## WHAT IS BEING ASKED
From the listing below, copy every line with the word "БАНКА".
::: INPUT MATERIAL :::
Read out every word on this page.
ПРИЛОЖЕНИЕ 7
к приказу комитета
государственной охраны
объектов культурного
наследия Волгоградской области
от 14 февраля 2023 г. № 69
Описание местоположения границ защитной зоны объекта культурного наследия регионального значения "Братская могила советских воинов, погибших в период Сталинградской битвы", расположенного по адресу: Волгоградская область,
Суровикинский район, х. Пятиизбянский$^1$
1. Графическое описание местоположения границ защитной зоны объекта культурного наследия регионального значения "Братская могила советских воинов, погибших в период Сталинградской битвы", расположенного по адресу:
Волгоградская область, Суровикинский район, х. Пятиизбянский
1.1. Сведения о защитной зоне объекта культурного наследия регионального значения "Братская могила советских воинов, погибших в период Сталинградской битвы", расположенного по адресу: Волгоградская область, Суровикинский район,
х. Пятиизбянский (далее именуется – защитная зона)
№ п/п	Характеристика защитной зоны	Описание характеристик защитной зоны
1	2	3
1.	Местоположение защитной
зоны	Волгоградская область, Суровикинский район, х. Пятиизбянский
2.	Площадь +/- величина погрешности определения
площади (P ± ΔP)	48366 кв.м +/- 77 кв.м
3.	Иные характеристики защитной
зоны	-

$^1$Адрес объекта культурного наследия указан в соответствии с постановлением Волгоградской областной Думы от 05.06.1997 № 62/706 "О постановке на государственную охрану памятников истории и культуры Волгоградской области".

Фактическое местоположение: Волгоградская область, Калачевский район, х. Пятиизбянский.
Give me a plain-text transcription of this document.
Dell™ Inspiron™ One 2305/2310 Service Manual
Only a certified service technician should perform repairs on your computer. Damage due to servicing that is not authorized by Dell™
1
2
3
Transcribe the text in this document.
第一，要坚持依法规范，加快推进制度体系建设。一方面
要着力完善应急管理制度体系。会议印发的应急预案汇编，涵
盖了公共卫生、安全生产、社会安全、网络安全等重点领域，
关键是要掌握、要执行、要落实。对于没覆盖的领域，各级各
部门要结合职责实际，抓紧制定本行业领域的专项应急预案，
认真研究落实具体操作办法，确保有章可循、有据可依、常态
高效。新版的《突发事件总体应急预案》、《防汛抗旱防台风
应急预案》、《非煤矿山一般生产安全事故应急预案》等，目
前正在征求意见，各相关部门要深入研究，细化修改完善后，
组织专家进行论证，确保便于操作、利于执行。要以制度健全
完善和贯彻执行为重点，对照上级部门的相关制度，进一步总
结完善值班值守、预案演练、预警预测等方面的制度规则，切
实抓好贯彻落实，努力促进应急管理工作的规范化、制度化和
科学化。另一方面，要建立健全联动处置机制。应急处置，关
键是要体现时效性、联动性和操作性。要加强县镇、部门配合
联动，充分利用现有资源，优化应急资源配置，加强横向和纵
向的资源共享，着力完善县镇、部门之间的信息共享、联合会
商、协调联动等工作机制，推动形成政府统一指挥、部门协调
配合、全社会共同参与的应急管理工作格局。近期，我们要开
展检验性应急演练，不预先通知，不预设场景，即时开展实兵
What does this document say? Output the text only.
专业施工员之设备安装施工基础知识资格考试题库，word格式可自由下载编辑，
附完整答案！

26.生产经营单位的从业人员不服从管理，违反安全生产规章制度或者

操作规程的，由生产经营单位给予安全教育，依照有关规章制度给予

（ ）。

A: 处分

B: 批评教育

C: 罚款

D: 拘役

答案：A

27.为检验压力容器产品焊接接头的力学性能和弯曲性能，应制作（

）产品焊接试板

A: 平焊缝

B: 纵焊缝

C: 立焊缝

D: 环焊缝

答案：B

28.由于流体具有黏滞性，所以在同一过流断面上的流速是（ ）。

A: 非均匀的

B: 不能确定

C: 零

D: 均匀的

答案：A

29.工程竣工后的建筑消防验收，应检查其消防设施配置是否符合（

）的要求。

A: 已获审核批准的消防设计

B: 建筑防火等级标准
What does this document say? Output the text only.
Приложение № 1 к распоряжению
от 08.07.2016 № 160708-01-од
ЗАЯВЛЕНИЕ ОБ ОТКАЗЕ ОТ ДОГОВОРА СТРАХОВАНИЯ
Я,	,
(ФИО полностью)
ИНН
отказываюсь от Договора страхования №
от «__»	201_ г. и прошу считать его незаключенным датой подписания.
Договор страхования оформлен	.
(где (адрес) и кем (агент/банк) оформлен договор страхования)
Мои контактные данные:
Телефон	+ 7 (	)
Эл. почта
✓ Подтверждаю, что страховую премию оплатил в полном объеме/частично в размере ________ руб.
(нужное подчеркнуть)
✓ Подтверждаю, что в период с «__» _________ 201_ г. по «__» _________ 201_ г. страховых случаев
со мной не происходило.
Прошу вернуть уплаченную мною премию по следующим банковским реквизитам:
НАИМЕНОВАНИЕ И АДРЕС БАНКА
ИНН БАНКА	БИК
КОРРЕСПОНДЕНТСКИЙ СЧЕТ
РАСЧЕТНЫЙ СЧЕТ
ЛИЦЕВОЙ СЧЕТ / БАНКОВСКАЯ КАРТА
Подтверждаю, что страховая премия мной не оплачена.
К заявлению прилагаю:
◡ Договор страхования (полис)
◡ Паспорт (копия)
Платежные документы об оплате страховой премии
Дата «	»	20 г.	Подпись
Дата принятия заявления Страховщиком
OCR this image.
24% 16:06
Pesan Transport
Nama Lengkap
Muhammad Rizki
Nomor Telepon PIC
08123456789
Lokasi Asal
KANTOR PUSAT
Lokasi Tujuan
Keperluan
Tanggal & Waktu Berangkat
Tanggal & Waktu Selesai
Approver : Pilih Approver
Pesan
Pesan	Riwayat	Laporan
:::
## REPLY
НАИМЕНОВАНИЕ И АДРЕС БАНКА
ИНН БАНКА	БИК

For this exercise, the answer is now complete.